▸ **Stored entries**:
* * *

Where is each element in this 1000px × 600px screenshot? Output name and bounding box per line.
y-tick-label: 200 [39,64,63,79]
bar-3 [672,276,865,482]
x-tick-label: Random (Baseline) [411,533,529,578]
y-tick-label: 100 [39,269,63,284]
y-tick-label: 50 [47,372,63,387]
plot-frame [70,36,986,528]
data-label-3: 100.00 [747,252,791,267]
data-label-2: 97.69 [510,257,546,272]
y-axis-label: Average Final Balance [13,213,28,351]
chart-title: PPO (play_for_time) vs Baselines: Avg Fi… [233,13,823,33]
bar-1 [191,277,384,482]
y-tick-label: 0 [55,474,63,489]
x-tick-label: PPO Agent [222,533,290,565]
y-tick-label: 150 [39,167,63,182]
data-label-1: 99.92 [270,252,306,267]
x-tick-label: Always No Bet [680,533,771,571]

* * *

▸ **Instructions for the task**: Pull out every line above that contains the string "data". Case counts.

▸ **The output**:
data-label-3: 100.00 [747,252,791,267]
data-label-2: 97.69 [510,257,546,272]
data-label-1: 99.92 [270,252,306,267]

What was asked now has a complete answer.